(EXERCISE) Every entry must be echoed exactly.

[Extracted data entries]
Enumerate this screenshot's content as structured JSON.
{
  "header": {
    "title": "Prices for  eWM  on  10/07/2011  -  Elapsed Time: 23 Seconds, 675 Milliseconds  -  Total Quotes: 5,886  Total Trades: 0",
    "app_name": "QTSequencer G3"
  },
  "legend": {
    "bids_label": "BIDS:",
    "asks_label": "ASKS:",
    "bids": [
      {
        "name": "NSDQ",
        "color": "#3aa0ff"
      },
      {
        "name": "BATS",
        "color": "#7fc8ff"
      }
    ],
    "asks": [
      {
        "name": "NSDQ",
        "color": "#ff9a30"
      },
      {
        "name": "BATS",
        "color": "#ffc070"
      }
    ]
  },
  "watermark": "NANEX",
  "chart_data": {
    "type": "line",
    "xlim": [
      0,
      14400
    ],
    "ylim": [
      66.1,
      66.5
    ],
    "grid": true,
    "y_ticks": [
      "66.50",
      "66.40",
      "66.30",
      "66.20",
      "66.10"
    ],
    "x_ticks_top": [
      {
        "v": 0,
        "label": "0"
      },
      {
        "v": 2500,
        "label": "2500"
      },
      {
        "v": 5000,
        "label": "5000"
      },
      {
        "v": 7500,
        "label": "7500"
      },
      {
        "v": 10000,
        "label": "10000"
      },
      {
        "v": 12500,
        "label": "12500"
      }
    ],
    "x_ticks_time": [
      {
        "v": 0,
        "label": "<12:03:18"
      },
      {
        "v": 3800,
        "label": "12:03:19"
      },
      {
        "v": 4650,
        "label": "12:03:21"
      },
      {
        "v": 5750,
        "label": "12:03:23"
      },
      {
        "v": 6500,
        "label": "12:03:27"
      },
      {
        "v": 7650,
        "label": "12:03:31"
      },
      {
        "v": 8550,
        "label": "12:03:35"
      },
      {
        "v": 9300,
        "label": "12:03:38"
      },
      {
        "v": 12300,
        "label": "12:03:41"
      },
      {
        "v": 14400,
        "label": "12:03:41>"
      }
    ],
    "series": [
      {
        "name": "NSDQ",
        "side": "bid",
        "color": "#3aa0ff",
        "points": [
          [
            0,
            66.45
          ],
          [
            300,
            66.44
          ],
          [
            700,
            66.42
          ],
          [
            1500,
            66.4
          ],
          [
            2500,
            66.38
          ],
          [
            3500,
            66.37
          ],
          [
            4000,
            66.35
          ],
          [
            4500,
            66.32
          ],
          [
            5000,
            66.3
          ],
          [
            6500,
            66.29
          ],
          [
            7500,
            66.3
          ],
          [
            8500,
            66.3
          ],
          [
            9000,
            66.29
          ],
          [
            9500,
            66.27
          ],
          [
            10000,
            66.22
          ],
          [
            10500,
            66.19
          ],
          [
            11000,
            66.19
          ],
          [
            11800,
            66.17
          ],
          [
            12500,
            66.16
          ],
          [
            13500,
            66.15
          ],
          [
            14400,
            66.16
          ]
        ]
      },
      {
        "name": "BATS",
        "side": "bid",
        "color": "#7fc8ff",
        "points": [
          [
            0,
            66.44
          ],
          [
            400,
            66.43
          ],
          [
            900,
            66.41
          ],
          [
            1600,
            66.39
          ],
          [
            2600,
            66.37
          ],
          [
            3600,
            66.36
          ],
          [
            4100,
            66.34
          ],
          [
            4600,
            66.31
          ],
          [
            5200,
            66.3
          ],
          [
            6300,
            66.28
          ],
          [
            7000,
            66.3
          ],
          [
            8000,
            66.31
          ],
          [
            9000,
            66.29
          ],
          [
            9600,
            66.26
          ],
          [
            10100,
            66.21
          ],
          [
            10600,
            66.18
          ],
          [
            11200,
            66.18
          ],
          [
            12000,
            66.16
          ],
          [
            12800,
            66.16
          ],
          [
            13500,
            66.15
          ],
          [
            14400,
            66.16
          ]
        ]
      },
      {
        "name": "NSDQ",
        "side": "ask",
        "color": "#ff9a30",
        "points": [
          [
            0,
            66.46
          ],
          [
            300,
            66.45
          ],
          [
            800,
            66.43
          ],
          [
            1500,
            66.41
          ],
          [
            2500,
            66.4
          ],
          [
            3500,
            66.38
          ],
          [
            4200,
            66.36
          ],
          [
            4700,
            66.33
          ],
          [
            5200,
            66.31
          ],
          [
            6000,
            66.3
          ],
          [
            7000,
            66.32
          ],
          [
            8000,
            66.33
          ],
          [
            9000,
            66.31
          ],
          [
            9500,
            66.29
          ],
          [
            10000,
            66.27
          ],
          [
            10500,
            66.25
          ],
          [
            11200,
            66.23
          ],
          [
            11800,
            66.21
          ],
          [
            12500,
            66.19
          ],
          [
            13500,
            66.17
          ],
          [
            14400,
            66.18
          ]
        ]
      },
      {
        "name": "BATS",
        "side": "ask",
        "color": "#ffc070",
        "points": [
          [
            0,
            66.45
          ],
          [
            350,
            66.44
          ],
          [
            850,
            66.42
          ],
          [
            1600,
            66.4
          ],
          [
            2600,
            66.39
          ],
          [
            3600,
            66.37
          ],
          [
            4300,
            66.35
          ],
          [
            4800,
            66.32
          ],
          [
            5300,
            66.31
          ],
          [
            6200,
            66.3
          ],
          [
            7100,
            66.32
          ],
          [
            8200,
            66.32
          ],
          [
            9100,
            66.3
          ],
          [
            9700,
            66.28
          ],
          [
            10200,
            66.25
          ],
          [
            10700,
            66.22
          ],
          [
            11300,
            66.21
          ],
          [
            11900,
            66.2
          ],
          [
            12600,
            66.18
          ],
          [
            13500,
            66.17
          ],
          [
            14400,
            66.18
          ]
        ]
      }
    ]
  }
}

(EXPECTED ANSWER)
Enumerate this screenshot's content as structured JSON.
{
  "header": {
    "title": "Prices for  eWM  on  10/07/2011  -  Elapsed Time: 23 Seconds, 675 Milliseconds  -  Total Quotes: 5,886  Total Trades: 0",
    "app_name": "QTSequencer G3"
  },
  "legend": {
    "bids_label": "BIDS:",
    "asks_label": "ASKS:",
    "bids": [
      {
        "name": "NSDQ",
        "color": "#3aa0ff"
      },
      {
        "name": "BATS",
        "color": "#7fc8ff"
      }
    ],
    "asks": [
      {
        "name": "NSDQ",
        "color": "#ff9a30"
      },
      {
        "name": "BATS",
        "color": "#ffc070"
      }
    ]
  },
  "watermark": "NANEX",
  "chart_data": {
    "type": "line",
    "xlim": [
      0,
      14400
    ],
    "ylim": [
      66.1,
      66.5
    ],
    "grid": true,
    "y_ticks": [
      "66.50",
      "66.40",
      "66.30",
      "66.20",
      "66.10"
    ],
    "x_ticks_top": [
      {
        "v": 0,
        "label": "0"
      },
      {
        "v": 2500,
        "label": "2500"
      },
      {
        "v": 5000,
        "label": "5000"
      },
      {
        "v": 7500,
        "label": "7500"
      },
      {
        "v": 10000,
        "label": "10000"
      },
      {
        "v": 12500,
        "label": "12500"
      }
    ],
    "x_ticks_time": [
      {
        "v": 0,
        "label": "<12:03:18"
      },
      {
        "v": 3800,
        "label": "12:03:19"
      },
      {
        "v": 4650,
        "label": "12:03:21"
      },
      {
        "v": 5750,
        "label": "12:03:23"
      },
      {
        "v": 6500,
        "label": "12:03:27"
      },
      {
        "v": 7650,
        "label": "12:03:31"
      },
      {
        "v": 8550,
        "label": "12:03:35"
      },
      {
        "v": 9300,
        "label": "12:03:38"
      },
      {
        "v": 12300,
        "label": "12:03:41"
      },
      {
        "v": 14400,
        "label": "12:03:41>"
      }
    ],
    "series": [
      {
        "name": "NSDQ",
        "side": "bid",
        "color": "#3aa0ff",
        "points": [
          [
            0,
            66.45
          ],
          [
            300,
            66.44
          ],
          [
            700,
            66.42
          ],
          [
            1500,
            66.4
          ],
          [
            2500,
            66.38
          ],
          [
            3500,
            66.37
          ],
          [
            4000,
            66.35
          ],
          [
            4500,
            66.32
          ],
          [
            5000,
            66.3
          ],
          [
            6500,
            66.29
          ],
          [
            7500,
            66.3
          ],
          [
            8500,
            66.3
          ],
          [
            9000,
            66.29
          ],
          [
            9500,
            66.27
          ],
          [
            10000,
            66.22
          ],
          [
            10500,
            66.19
          ],
          [
            11000,
            66.19
          ],
          [
            11800,
            66.17
          ],
          [
            12500,
            66.16
          ],
          [
            13500,
            66.15
          ],
          [
            14400,
            66.16
          ]
        ]
      },
      {
        "name": "BATS",
        "side": "bid",
        "color": "#7fc8ff",
        "points": [
          [
            0,
            66.44
          ],
          [
            400,
            66.43
          ],
          [
            900,
            66.41
          ],
          [
            1600,
            66.39
          ],
          [
            2600,
            66.37
          ],
          [
            3600,
            66.36
          ],
          [
            4100,
            66.34
          ],
          [
            4600,
            66.31
          ],
          [
            5200,
            66.3
          ],
          [
            6300,
            66.28
          ],
          [
            7000,
            66.3
          ],
          [
            8000,
            66.31
          ],
          [
            9000,
            66.29
          ],
          [
            9600,
            66.26
          ],
          [
            10100,
            66.21
          ],
          [
            10600,
            66.18
          ],
          [
            11200,
            66.18
          ],
          [
            12000,
            66.16
          ],
          [
            12800,
            66.16
          ],
          [
            13500,
            66.15
          ],
          [
            14400,
            66.16
          ]
        ]
      },
      {
        "name": "NSDQ",
        "side": "ask",
        "color": "#ff9a30",
        "points": [
          [
            0,
            66.46
          ],
          [
            300,
            66.45
          ],
          [
            800,
            66.43
          ],
          [
            1500,
            66.41
          ],
          [
            2500,
            66.4
          ],
          [
            3500,
            66.38
          ],
          [
            4200,
            66.36
          ],
          [
            4700,
            66.33
          ],
          [
            5200,
            66.31
          ],
          [
            6000,
            66.3
          ],
          [
            7000,
            66.32
          ],
          [
            8000,
            66.33
          ],
          [
            9000,
            66.31
          ],
          [
            9500,
            66.29
          ],
          [
            10000,
            66.27
          ],
          [
            10500,
            66.25
          ],
          [
            11200,
            66.23
          ],
          [
            11800,
            66.21
          ],
          [
            12500,
            66.19
          ],
          [
            13500,
            66.17
          ],
          [
            14400,
            66.18
          ]
        ]
      },
      {
        "name": "BATS",
        "side": "ask",
        "color": "#ffc070",
        "points": [
          [
            0,
            66.45
          ],
          [
            350,
            66.44
          ],
          [
            850,
            66.42
          ],
          [
            1600,
            66.4
          ],
          [
            2600,
            66.39
          ],
          [
            3600,
            66.37
          ],
          [
            4300,
            66.35
          ],
          [
            4800,
            66.32
          ],
          [
            5300,
            66.31
          ],
          [
            6200,
            66.3
          ],
          [
            7100,
            66.32
          ],
          [
            8200,
            66.32
          ],
          [
            9100,
            66.3
          ],
          [
            9700,
            66.28
          ],
          [
            10200,
            66.25
          ],
          [
            10700,
            66.22
          ],
          [
            11300,
            66.21
          ],
          [
            11900,
            66.2
          ],
          [
            12600,
            66.18
          ],
          [
            13500,
            66.17
          ],
          [
            14400,
            66.18
          ]
        ]
      }
    ]
  }
}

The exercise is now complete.